• **Data provided**:

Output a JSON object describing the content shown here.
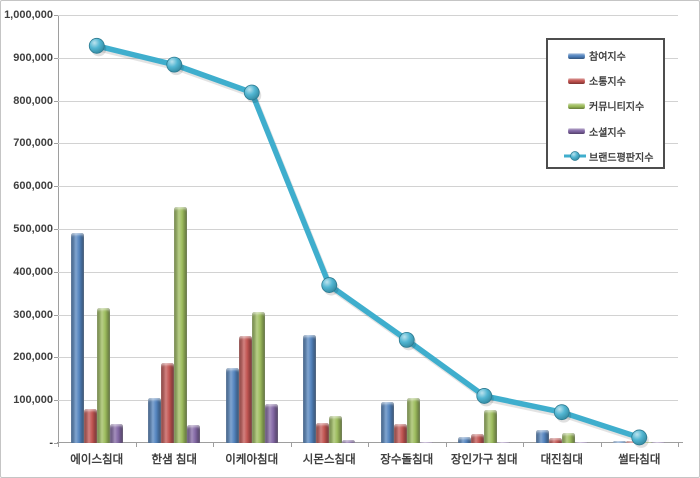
{
  "chart_data": {
    "type": "bar",
    "subtype": "grouped-bars-with-line-overlay",
    "title": "",
    "xlabel": "",
    "ylabel": "",
    "categories": [
      "에이스침대",
      "한샘 침대",
      "이케아침대",
      "시몬스침대",
      "장수돌침대",
      "장인가구 침대",
      "대진침대",
      "썰타침대"
    ],
    "series": [
      {
        "name": "참여지수",
        "type": "bar",
        "color": "#4F81BD",
        "values": [
          490000,
          105000,
          175000,
          253000,
          95000,
          15000,
          30000,
          5000
        ]
      },
      {
        "name": "소통지수",
        "type": "bar",
        "color": "#C0504D",
        "values": [
          80000,
          187000,
          250000,
          46000,
          44000,
          20000,
          12000,
          5000
        ]
      },
      {
        "name": "커뮤니티지수",
        "type": "bar",
        "color": "#9BBB59",
        "values": [
          316000,
          551000,
          306000,
          63000,
          104000,
          77000,
          24000,
          3000
        ]
      },
      {
        "name": "소셜지수",
        "type": "bar",
        "color": "#8064A2",
        "values": [
          45000,
          41000,
          91000,
          6000,
          3000,
          2000,
          2000,
          1000
        ]
      },
      {
        "name": "브랜드평판지수",
        "type": "line",
        "color": "#3FAECD",
        "values": [
          928000,
          884000,
          819000,
          369000,
          241000,
          110000,
          72000,
          13000
        ]
      }
    ],
    "ylim": [
      0,
      1000000
    ],
    "y_tick_labels": [
      "1,000,000",
      "900,000",
      "800,000",
      "700,000",
      "600,000",
      "500,000",
      "400,000",
      "300,000",
      "200,000",
      "100,000",
      "-"
    ],
    "grid": true,
    "legend_position": "top-right",
    "colors": {
      "gridline": "#d2d2d2",
      "axis": "#9e9e9e",
      "text": "#3f3f3f",
      "background": "#ffffff",
      "frame_border": "#c5c5c5",
      "legend_border": "#4d4d4d"
    }
  }
}
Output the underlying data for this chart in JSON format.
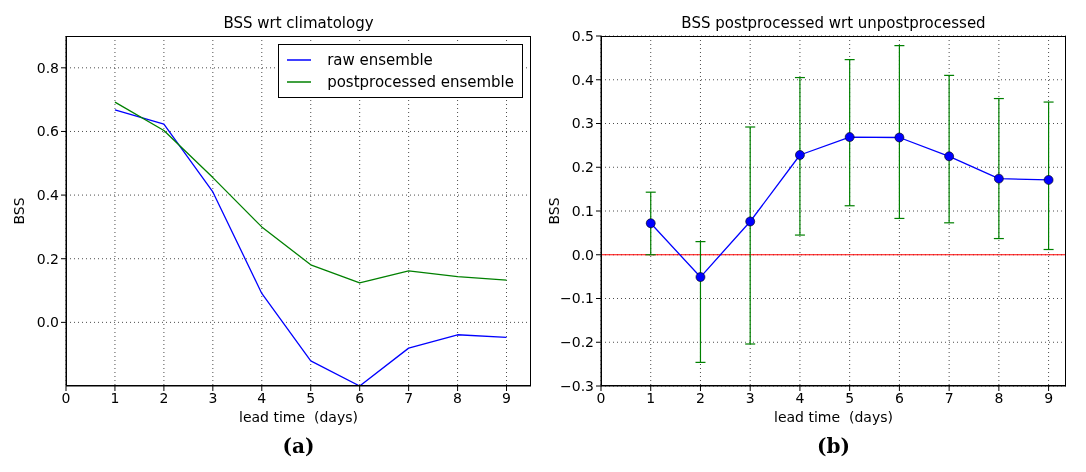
{
  "chart_data": [
    {
      "type": "line",
      "title": "BSS wrt climatology",
      "xlabel": "lead time  (days)",
      "ylabel": "BSS",
      "x": [
        1,
        2,
        3,
        4,
        5,
        6,
        7,
        8,
        9
      ],
      "series": [
        {
          "name": "raw ensemble",
          "color": "#0000ff",
          "values": [
            0.668,
            0.623,
            0.41,
            0.091,
            -0.121,
            -0.2,
            -0.081,
            -0.039,
            -0.047
          ]
        },
        {
          "name": "postprocessed ensemble",
          "color": "#008000",
          "values": [
            0.692,
            0.603,
            0.455,
            0.3,
            0.181,
            0.124,
            0.162,
            0.144,
            0.133
          ]
        }
      ],
      "xlim": [
        0,
        9.5
      ],
      "ylim": [
        -0.2,
        0.9
      ],
      "xticks": [
        0,
        1,
        2,
        3,
        4,
        5,
        6,
        7,
        8,
        9
      ],
      "yticks": [
        {
          "value": 0,
          "label": "0.0"
        },
        {
          "value": 0.2,
          "label": "0.2"
        },
        {
          "value": 0.4,
          "label": "0.4"
        },
        {
          "value": 0.6,
          "label": "0.6"
        },
        {
          "value": 0.8,
          "label": "0.8"
        }
      ],
      "grid": true,
      "legend": "top right",
      "line_style": "solid",
      "annotations": [
        "(a)"
      ]
    },
    {
      "type": "line",
      "title": "BSS postprocessed wrt unpostprocessed",
      "xlabel": "lead time  (days)",
      "ylabel": "BSS",
      "x": [
        1,
        2,
        3,
        4,
        5,
        6,
        7,
        8,
        9
      ],
      "series": [
        {
          "color": "#0000ff",
          "values": [
            0.072,
            -0.051,
            0.076,
            0.228,
            0.269,
            0.268,
            0.225,
            0.174,
            0.171
          ],
          "errors": [
            [
              0.0,
              0.143
            ],
            [
              -0.246,
              0.03
            ],
            [
              -0.204,
              0.292
            ],
            [
              0.045,
              0.405
            ],
            [
              0.112,
              0.446
            ],
            [
              0.083,
              0.478
            ],
            [
              0.073,
              0.41
            ],
            [
              0.037,
              0.357
            ],
            [
              0.012,
              0.349
            ]
          ]
        }
      ],
      "xlim": [
        0,
        9.35
      ],
      "ylim": [
        -0.3,
        0.5
      ],
      "xticks": [
        0,
        1,
        2,
        3,
        4,
        5,
        6,
        7,
        8,
        9
      ],
      "yticks": [
        {
          "value": -0.3,
          "label": "−0.3"
        },
        {
          "value": -0.2,
          "label": "−0.2"
        },
        {
          "value": -0.1,
          "label": "−0.1"
        },
        {
          "value": 0,
          "label": "0.0"
        },
        {
          "value": 0.1,
          "label": "0.1"
        },
        {
          "value": 0.2,
          "label": "0.2"
        },
        {
          "value": 0.3,
          "label": "0.3"
        },
        {
          "value": 0.4,
          "label": "0.4"
        },
        {
          "value": 0.5,
          "label": "0.5"
        }
      ],
      "grid": true,
      "marker": "circle",
      "line_style": "solid",
      "ref_lines": [
        {
          "axis": "y",
          "value": 0,
          "color": "#ff0000"
        }
      ],
      "annotations": [
        "(b)"
      ]
    }
  ]
}
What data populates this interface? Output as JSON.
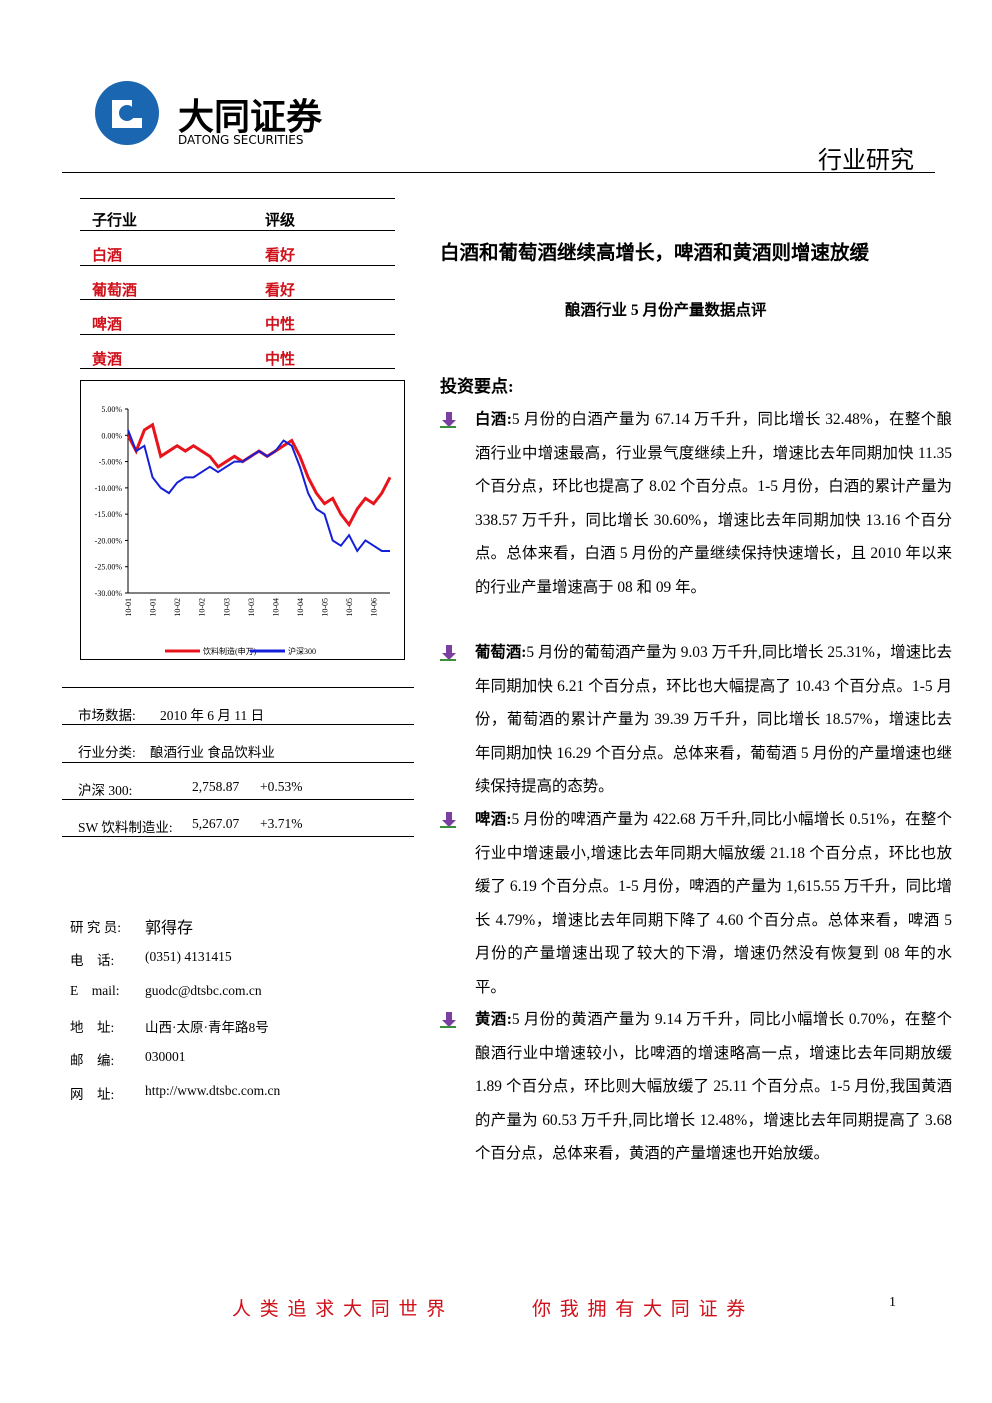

• **Task to complete**: Go through the records and gather the lines that hold "JSON".

• **Written response**:
Output a JSON object describing the content shown here.
Output the underlying data for this chart in JSON format.
What data populates this interface? Output as JSON.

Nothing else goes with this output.